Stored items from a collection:

☆ ☆ ☆ ☆ ☆

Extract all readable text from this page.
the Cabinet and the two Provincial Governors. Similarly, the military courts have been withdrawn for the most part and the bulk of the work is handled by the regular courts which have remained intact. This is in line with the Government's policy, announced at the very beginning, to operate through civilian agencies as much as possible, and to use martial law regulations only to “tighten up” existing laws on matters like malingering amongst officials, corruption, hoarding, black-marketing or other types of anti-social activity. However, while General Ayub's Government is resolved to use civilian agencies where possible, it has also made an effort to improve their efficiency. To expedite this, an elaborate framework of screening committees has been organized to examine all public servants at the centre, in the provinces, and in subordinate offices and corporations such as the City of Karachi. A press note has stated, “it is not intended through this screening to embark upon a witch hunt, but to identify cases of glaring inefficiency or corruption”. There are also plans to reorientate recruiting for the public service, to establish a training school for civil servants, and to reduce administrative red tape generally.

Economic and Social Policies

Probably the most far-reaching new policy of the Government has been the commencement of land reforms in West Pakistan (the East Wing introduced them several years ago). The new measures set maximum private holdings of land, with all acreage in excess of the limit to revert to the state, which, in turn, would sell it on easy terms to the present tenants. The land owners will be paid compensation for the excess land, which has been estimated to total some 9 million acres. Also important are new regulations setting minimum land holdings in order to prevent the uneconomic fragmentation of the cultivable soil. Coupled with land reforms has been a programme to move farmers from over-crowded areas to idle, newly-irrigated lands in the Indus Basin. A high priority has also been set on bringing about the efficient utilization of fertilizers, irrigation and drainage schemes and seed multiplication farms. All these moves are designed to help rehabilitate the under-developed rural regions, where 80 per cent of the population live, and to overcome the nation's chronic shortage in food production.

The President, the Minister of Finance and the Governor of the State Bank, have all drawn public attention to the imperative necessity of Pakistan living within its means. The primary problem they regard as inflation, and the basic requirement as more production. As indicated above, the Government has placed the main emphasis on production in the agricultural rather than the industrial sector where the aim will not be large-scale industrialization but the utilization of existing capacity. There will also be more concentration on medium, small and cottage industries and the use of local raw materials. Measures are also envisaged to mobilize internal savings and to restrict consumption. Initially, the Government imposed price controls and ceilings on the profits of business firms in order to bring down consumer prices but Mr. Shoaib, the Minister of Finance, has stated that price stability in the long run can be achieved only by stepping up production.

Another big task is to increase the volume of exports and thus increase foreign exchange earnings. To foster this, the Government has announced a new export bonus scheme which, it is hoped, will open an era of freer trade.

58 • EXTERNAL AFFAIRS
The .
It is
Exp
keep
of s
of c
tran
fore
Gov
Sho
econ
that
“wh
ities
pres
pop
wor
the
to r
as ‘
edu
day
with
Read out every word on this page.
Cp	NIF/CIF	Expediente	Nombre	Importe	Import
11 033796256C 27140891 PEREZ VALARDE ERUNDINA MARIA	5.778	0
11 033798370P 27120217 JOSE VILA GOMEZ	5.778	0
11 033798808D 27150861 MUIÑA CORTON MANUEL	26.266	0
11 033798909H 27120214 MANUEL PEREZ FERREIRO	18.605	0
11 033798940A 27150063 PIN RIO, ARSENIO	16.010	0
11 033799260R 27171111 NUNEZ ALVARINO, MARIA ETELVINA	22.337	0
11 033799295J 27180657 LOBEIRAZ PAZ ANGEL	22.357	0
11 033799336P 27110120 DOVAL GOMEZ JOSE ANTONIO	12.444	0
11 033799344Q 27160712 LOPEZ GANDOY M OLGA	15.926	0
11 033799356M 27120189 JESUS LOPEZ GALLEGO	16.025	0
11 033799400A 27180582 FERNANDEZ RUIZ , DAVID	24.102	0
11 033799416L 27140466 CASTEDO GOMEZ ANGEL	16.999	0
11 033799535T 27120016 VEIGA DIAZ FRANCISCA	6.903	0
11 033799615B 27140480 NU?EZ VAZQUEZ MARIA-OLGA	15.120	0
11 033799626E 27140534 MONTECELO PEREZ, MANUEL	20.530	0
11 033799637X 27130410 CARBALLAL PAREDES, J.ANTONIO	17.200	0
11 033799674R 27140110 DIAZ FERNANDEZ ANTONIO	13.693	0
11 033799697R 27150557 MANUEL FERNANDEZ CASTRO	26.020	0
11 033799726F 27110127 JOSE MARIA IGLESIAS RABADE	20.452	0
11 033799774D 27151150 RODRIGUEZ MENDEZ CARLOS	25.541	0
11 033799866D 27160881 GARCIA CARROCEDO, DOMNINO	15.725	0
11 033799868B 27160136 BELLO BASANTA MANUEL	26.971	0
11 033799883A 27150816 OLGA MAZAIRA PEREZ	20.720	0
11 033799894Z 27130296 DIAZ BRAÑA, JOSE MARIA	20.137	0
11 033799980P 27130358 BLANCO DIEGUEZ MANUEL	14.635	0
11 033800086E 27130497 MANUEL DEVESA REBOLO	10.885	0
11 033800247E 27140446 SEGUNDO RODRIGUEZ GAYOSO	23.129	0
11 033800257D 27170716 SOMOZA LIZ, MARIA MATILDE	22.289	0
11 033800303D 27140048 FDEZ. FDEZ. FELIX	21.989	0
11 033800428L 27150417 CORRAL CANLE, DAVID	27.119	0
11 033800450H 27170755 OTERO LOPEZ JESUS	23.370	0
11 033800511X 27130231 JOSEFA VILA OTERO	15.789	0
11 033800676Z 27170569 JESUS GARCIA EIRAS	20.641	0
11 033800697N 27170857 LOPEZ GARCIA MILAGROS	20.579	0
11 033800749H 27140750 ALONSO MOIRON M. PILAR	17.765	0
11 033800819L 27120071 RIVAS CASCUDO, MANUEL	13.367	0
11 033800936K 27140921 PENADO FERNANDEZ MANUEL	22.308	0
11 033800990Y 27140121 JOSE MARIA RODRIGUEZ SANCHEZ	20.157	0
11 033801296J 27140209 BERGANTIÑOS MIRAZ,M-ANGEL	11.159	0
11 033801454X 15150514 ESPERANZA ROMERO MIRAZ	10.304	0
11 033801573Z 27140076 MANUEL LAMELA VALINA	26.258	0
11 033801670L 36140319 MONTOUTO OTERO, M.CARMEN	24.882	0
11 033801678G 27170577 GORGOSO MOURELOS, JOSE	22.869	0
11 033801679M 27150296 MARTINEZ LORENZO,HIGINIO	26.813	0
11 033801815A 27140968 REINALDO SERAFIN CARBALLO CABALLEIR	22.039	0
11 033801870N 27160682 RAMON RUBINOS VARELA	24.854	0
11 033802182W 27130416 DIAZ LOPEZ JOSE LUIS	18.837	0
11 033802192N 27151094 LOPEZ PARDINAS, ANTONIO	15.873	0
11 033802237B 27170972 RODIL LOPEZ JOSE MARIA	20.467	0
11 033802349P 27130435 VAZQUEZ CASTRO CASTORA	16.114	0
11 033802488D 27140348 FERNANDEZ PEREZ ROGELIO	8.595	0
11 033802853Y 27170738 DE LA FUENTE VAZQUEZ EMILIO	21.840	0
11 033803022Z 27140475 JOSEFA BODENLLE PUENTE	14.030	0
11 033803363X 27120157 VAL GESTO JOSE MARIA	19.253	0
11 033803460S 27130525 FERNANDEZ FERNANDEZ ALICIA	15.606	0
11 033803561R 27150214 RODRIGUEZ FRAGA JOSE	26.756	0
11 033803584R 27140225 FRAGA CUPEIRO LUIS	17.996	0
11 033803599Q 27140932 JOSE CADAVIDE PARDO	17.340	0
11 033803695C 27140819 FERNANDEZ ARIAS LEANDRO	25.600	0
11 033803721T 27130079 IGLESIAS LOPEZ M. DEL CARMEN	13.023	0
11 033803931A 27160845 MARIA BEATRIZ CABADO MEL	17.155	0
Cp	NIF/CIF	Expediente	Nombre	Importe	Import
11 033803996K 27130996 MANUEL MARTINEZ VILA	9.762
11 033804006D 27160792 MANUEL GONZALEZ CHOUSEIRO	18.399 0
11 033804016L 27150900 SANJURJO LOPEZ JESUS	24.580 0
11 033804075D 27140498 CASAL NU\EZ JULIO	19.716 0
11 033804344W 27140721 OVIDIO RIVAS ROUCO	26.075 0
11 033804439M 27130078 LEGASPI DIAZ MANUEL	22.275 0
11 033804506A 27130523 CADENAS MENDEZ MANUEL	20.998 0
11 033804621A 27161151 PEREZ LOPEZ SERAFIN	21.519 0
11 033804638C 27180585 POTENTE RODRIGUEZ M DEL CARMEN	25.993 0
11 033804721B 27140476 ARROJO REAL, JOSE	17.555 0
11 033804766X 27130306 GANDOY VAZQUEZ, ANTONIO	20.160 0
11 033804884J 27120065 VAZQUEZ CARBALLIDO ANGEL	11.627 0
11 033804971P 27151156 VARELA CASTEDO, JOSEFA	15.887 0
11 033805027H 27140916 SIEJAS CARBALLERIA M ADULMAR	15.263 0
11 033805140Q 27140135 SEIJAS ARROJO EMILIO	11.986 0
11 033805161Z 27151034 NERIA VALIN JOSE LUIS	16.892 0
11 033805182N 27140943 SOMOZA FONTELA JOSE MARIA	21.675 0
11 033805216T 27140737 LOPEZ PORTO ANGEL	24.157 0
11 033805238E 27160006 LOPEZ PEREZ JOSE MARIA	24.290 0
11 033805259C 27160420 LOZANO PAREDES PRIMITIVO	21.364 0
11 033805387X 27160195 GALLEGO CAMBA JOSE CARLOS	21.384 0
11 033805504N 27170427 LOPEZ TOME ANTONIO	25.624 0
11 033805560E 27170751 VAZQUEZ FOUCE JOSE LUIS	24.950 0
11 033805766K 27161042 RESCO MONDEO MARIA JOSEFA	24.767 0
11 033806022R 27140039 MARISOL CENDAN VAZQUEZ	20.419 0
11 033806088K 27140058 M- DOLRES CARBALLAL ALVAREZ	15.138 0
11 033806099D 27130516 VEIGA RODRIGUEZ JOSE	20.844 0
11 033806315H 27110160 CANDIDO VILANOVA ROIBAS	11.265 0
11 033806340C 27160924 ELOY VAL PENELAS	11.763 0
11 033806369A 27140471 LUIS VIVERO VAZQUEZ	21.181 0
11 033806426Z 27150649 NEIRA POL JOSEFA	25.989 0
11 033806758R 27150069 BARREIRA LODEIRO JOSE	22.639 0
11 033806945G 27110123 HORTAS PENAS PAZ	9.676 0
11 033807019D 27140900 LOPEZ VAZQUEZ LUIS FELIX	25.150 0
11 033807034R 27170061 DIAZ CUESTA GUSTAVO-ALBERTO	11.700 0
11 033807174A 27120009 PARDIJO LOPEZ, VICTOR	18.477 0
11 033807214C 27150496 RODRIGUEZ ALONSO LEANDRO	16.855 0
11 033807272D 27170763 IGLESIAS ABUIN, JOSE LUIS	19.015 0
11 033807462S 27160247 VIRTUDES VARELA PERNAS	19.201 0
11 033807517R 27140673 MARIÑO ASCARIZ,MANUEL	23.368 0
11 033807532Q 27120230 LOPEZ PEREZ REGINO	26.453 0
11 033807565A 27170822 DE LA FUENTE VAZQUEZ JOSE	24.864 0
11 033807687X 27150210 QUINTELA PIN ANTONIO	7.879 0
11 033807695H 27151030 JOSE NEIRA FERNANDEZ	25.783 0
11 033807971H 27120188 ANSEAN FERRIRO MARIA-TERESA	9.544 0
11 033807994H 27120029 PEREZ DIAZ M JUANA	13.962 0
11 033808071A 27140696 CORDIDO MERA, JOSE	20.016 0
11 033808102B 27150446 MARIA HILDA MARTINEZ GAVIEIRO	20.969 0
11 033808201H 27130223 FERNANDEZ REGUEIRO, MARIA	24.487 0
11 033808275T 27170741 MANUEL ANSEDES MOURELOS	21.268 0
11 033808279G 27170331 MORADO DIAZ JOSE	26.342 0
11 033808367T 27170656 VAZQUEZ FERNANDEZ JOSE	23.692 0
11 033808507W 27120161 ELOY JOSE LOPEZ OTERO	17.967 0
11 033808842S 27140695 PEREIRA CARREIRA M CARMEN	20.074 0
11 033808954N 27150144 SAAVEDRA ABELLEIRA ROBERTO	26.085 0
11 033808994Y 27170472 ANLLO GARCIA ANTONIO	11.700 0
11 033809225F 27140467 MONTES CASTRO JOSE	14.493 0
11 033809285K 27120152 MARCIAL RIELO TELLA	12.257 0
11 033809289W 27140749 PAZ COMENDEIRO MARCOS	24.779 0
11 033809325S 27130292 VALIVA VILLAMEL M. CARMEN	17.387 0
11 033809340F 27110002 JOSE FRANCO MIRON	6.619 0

☆ ☆ ☆ ☆ ☆

**Problem description:** Give only the number of lines in the material above where the string "that" appears.

**Result below:** 2